----- PROVIDED RECORDS

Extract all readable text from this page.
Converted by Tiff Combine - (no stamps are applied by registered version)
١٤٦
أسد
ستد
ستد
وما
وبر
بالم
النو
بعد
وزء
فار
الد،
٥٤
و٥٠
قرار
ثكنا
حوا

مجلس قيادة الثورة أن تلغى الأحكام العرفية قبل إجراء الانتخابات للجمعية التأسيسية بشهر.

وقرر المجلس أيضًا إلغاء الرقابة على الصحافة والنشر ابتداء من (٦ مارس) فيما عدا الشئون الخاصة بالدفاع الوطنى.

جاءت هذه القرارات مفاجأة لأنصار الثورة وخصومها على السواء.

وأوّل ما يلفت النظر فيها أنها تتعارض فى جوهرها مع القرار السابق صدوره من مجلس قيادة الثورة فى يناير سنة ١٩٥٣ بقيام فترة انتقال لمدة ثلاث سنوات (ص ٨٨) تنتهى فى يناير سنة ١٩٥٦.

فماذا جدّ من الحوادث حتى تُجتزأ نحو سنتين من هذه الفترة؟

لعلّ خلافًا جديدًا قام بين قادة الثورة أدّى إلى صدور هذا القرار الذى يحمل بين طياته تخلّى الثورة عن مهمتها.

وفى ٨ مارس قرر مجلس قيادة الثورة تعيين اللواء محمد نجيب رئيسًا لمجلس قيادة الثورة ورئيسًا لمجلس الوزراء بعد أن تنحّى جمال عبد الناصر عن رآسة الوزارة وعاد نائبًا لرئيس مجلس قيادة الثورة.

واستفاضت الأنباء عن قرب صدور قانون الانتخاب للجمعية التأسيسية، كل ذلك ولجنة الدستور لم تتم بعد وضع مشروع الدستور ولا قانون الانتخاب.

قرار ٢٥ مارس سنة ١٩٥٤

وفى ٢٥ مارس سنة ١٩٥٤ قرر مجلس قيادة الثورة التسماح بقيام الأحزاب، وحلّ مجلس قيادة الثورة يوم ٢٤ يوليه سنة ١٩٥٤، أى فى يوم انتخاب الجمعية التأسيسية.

----------

## TASK GOAL:
Write out the records shown above, exactly as they appear.

## OUTPUT OF THE EXERCISE:
Extract all readable text from this page.
Converted by Tiff Combine - (no stamps are applied by registered version)
١٤٦
أسد
ستد
ستد
وما
وبر
بالم
النو
بعد
وزء
فار
الد،
٥٤
و٥٠
قرار
ثكنا
حوا

مجلس قيادة الثورة أن تلغى الأحكام العرفية قبل إجراء الانتخابات للجمعية التأسيسية بشهر.

وقرر المجلس أيضًا إلغاء الرقابة على الصحافة والنشر ابتداء من (٦ مارس) فيما عدا الشئون الخاصة بالدفاع الوطنى.

جاءت هذه القرارات مفاجأة لأنصار الثورة وخصومها على السواء.

وأوّل ما يلفت النظر فيها أنها تتعارض فى جوهرها مع القرار السابق صدوره من مجلس قيادة الثورة فى يناير سنة ١٩٥٣ بقيام فترة انتقال لمدة ثلاث سنوات (ص ٨٨) تنتهى فى يناير سنة ١٩٥٦.

فماذا جدّ من الحوادث حتى تُجتزأ نحو سنتين من هذه الفترة؟

لعلّ خلافًا جديدًا قام بين قادة الثورة أدّى إلى صدور هذا القرار الذى يحمل بين طياته تخلّى الثورة عن مهمتها.

وفى ٨ مارس قرر مجلس قيادة الثورة تعيين اللواء محمد نجيب رئيسًا لمجلس قيادة الثورة ورئيسًا لمجلس الوزراء بعد أن تنحّى جمال عبد الناصر عن رآسة الوزارة وعاد نائبًا لرئيس مجلس قيادة الثورة.

واستفاضت الأنباء عن قرب صدور قانون الانتخاب للجمعية التأسيسية، كل ذلك ولجنة الدستور لم تتم بعد وضع مشروع الدستور ولا قانون الانتخاب.

قرار ٢٥ مارس سنة ١٩٥٤

وفى ٢٥ مارس سنة ١٩٥٤ قرر مجلس قيادة الثورة التسماح بقيام الأحزاب، وحلّ مجلس قيادة الثورة يوم ٢٤ يوليه سنة ١٩٥٤، أى فى يوم انتخاب الجمعية التأسيسية.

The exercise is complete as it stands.